▶ GIVEN INFORMATION:
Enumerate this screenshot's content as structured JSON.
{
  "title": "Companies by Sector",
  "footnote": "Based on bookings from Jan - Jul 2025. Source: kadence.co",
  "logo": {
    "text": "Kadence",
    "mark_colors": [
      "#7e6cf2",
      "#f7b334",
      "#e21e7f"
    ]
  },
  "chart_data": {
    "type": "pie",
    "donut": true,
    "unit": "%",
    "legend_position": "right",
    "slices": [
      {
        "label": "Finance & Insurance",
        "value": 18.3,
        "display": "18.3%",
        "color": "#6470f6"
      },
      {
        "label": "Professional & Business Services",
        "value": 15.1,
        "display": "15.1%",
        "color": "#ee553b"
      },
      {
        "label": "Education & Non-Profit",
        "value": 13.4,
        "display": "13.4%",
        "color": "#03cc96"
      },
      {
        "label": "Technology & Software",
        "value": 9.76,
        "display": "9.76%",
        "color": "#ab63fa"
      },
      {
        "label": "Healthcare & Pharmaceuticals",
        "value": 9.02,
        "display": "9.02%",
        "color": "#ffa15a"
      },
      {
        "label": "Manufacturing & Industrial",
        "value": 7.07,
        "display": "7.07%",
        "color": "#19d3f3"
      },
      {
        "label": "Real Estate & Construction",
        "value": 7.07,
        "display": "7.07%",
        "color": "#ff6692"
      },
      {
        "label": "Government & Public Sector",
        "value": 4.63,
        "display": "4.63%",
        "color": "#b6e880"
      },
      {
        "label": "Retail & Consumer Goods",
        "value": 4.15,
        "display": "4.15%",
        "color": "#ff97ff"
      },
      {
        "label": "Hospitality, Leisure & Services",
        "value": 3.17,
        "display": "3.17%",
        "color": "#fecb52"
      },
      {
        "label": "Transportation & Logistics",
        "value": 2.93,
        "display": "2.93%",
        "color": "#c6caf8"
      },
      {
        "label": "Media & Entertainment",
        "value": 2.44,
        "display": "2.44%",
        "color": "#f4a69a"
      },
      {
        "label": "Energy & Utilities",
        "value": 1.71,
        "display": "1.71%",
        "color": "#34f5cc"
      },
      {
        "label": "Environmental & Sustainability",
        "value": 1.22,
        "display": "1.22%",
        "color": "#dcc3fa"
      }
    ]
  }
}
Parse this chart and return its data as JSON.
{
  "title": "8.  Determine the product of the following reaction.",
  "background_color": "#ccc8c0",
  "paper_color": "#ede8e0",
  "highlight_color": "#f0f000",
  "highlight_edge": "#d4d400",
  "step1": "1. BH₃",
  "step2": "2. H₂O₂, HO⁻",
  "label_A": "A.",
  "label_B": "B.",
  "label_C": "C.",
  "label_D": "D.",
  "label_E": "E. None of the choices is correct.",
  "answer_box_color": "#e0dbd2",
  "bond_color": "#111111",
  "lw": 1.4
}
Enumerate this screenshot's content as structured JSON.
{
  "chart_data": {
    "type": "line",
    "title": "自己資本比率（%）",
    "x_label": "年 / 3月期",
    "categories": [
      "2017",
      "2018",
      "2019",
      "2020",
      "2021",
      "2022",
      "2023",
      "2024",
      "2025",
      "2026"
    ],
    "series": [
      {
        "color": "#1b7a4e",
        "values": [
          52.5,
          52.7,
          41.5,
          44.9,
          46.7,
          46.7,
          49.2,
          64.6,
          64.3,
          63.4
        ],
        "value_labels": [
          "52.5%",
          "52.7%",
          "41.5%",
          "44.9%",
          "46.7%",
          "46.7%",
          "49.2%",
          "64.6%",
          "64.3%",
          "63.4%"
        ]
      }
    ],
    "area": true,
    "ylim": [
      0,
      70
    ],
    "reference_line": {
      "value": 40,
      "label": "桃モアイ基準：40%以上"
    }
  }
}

▶ WRITTEN TASK:
Please reproduce the entire listing, exactly as shown.

▶ RESULT FOR THIS EXERCISE:
Enumerate this screenshot's content as structured JSON.
{
  "title": "Companies by Sector",
  "footnote": "Based on bookings from Jan - Jul 2025. Source: kadence.co",
  "logo": {
    "text": "Kadence",
    "mark_colors": [
      "#7e6cf2",
      "#f7b334",
      "#e21e7f"
    ]
  },
  "chart_data": {
    "type": "pie",
    "donut": true,
    "unit": "%",
    "legend_position": "right",
    "slices": [
      {
        "label": "Finance & Insurance",
        "value": 18.3,
        "display": "18.3%",
        "color": "#6470f6"
      },
      {
        "label": "Professional & Business Services",
        "value": 15.1,
        "display": "15.1%",
        "color": "#ee553b"
      },
      {
        "label": "Education & Non-Profit",
        "value": 13.4,
        "display": "13.4%",
        "color": "#03cc96"
      },
      {
        "label": "Technology & Software",
        "value": 9.76,
        "display": "9.76%",
        "color": "#ab63fa"
      },
      {
        "label": "Healthcare & Pharmaceuticals",
        "value": 9.02,
        "display": "9.02%",
        "color": "#ffa15a"
      },
      {
        "label": "Manufacturing & Industrial",
        "value": 7.07,
        "display": "7.07%",
        "color": "#19d3f3"
      },
      {
        "label": "Real Estate & Construction",
        "value": 7.07,
        "display": "7.07%",
        "color": "#ff6692"
      },
      {
        "label": "Government & Public Sector",
        "value": 4.63,
        "display": "4.63%",
        "color": "#b6e880"
      },
      {
        "label": "Retail & Consumer Goods",
        "value": 4.15,
        "display": "4.15%",
        "color": "#ff97ff"
      },
      {
        "label": "Hospitality, Leisure & Services",
        "value": 3.17,
        "display": "3.17%",
        "color": "#fecb52"
      },
      {
        "label": "Transportation & Logistics",
        "value": 2.93,
        "display": "2.93%",
        "color": "#c6caf8"
      },
      {
        "label": "Media & Entertainment",
        "value": 2.44,
        "display": "2.44%",
        "color": "#f4a69a"
      },
      {
        "label": "Energy & Utilities",
        "value": 1.71,
        "display": "1.71%",
        "color": "#34f5cc"
      },
      {
        "label": "Environmental & Sustainability",
        "value": 1.22,
        "display": "1.22%",
        "color": "#dcc3fa"
      }
    ]
  }
}
Parse this chart and return its data as JSON.
{
  "title": "8.  Determine the product of the following reaction.",
  "background_color": "#ccc8c0",
  "paper_color": "#ede8e0",
  "highlight_color": "#f0f000",
  "highlight_edge": "#d4d400",
  "step1": "1. BH₃",
  "step2": "2. H₂O₂, HO⁻",
  "label_A": "A.",
  "label_B": "B.",
  "label_C": "C.",
  "label_D": "D.",
  "label_E": "E. None of the choices is correct.",
  "answer_box_color": "#e0dbd2",
  "bond_color": "#111111",
  "lw": 1.4
}
Enumerate this screenshot's content as structured JSON.
{
  "chart_data": {
    "type": "line",
    "title": "自己資本比率（%）",
    "x_label": "年 / 3月期",
    "categories": [
      "2017",
      "2018",
      "2019",
      "2020",
      "2021",
      "2022",
      "2023",
      "2024",
      "2025",
      "2026"
    ],
    "series": [
      {
        "color": "#1b7a4e",
        "values": [
          52.5,
          52.7,
          41.5,
          44.9,
          46.7,
          46.7,
          49.2,
          64.6,
          64.3,
          63.4
        ],
        "value_labels": [
          "52.5%",
          "52.7%",
          "41.5%",
          "44.9%",
          "46.7%",
          "46.7%",
          "49.2%",
          "64.6%",
          "64.3%",
          "63.4%"
        ]
      }
    ],
    "area": true,
    "ylim": [
      0,
      70
    ],
    "reference_line": {
      "value": 40,
      "label": "桃モアイ基準：40%以上"
    }
  }
}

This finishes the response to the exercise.